Requirement
Gather all lines in the entries that include the word "Rock".

☆ ☆ ☆ ☆ ☆ ☆ ☆

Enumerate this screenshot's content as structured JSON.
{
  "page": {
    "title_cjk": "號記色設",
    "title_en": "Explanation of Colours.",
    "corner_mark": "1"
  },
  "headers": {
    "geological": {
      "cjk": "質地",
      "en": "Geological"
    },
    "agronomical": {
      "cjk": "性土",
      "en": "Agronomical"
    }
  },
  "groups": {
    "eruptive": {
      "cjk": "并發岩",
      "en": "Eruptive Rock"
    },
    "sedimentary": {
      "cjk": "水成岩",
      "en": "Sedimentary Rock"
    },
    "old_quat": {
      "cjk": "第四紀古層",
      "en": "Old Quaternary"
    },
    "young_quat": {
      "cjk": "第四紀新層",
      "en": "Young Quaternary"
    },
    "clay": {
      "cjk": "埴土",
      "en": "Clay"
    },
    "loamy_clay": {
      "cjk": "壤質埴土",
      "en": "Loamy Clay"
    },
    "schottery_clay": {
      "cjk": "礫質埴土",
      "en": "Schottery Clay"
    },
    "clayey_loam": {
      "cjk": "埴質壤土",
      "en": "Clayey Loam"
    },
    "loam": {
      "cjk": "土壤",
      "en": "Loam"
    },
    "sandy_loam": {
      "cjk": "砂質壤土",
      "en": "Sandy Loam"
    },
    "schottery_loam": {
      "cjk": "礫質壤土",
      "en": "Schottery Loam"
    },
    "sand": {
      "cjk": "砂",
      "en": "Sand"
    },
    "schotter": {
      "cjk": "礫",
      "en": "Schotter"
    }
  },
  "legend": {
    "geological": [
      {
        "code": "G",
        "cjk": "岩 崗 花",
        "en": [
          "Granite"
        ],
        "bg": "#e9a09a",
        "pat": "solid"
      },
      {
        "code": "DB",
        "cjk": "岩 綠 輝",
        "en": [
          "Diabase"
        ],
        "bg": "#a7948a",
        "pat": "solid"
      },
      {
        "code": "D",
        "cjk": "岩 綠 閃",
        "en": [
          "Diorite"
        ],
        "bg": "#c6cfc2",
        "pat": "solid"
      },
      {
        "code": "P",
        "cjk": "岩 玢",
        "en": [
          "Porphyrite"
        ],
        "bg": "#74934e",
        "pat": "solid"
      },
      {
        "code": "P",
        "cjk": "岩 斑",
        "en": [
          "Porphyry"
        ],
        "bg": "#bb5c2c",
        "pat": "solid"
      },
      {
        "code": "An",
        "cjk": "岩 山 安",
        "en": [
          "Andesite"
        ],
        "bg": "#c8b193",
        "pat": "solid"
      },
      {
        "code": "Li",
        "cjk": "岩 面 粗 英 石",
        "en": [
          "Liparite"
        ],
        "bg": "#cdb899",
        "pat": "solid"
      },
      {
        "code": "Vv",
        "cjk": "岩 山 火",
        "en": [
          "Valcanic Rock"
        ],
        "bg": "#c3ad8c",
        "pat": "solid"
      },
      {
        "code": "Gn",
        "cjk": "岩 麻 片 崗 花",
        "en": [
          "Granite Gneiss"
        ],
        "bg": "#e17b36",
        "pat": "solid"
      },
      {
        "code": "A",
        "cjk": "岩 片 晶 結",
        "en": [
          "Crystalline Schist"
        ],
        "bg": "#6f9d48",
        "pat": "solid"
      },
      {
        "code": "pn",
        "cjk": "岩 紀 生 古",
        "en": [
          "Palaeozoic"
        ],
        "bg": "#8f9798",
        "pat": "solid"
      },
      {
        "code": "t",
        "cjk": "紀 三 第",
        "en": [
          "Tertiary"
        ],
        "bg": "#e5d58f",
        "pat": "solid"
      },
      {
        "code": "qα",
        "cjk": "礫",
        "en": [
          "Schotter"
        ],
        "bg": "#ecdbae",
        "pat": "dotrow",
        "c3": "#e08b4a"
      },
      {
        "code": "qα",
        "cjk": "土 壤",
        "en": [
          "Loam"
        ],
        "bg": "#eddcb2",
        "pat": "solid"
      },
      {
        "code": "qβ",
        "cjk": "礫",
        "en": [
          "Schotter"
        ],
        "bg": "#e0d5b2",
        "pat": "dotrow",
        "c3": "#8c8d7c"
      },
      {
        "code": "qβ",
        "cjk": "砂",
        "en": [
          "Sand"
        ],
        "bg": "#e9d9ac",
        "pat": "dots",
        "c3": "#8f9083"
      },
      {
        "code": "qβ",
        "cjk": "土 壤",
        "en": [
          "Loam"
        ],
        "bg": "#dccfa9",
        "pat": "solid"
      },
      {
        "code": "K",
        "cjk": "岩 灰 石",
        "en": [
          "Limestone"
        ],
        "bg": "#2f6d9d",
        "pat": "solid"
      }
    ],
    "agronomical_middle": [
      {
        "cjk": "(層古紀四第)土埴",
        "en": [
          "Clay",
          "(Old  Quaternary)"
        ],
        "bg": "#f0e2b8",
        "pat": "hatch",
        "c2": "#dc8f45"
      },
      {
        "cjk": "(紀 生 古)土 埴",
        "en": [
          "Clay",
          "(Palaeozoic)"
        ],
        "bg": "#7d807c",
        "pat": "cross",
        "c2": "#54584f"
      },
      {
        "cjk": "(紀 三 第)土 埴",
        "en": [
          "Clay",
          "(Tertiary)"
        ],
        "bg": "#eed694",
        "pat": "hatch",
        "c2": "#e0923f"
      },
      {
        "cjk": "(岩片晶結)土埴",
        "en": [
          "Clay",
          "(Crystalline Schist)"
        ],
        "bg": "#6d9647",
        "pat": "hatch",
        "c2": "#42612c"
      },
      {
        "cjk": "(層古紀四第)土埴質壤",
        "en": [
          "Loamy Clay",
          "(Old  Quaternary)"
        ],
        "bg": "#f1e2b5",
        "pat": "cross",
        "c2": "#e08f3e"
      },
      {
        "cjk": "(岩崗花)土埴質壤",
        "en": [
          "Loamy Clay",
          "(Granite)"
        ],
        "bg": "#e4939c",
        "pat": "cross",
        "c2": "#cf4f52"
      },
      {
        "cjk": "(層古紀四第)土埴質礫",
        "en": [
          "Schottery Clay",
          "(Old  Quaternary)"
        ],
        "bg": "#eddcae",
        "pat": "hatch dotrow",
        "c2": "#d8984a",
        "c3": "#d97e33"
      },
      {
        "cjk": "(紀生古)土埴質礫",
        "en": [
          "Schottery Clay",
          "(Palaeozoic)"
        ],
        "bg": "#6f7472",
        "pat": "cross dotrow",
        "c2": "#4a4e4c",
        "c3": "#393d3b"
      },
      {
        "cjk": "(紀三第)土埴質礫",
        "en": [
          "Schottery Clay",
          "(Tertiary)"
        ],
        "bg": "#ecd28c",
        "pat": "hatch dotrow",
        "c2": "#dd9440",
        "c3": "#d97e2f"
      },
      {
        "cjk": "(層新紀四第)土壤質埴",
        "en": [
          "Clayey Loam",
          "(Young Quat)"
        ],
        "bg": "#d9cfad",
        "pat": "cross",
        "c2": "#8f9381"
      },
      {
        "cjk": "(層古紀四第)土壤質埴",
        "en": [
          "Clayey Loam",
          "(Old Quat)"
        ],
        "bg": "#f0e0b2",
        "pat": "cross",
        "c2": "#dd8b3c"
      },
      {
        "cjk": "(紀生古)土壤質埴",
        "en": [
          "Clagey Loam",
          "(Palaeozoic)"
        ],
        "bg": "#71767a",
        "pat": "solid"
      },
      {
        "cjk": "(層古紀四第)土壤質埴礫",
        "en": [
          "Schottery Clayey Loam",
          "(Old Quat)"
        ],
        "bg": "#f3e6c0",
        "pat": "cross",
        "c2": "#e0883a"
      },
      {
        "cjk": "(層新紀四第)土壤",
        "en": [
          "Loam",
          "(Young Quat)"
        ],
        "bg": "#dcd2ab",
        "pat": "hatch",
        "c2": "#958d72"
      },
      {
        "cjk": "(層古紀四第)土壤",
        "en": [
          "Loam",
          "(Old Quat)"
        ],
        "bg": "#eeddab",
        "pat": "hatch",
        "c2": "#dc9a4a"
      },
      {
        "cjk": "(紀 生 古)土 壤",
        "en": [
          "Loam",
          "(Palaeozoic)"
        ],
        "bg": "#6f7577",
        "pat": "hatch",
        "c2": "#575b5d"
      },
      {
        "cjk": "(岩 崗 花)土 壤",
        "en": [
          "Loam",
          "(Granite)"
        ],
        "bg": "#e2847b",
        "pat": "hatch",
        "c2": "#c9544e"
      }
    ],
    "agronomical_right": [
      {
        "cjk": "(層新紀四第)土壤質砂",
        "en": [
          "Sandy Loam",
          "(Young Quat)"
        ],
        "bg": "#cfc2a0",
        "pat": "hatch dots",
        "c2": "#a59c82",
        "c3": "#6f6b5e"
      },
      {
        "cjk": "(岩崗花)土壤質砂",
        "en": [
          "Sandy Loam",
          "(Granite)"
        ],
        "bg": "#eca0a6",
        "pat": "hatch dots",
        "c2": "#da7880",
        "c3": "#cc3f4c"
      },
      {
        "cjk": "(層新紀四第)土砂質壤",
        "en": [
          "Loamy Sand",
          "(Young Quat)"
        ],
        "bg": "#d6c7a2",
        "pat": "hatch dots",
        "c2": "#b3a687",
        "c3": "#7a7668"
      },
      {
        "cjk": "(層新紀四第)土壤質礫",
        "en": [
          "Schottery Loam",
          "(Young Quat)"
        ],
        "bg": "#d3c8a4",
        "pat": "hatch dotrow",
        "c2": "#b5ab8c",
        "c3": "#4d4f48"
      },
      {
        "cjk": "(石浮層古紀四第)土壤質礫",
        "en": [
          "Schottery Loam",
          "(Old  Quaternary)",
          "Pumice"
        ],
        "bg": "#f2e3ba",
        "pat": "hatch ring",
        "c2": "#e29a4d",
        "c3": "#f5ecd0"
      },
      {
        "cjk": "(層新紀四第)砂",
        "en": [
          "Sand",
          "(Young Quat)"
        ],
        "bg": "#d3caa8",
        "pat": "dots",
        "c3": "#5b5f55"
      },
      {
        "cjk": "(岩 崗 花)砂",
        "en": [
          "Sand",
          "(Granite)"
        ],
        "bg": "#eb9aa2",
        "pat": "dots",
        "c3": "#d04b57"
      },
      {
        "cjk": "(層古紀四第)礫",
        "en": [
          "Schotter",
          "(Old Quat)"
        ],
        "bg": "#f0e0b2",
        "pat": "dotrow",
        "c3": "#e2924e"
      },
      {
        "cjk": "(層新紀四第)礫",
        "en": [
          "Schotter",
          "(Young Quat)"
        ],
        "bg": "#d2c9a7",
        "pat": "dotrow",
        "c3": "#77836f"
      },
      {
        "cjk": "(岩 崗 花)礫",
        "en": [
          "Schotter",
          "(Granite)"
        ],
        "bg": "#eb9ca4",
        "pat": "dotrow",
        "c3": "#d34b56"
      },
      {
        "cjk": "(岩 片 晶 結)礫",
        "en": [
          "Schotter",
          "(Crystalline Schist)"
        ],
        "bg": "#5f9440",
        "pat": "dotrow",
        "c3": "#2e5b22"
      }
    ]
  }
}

☆ ☆ ☆ ☆ ☆ ☆ ☆

Expected answer
      "en": "Eruptive Rock"
      "en": "Sedimentary Rock"
          "Valcanic Rock"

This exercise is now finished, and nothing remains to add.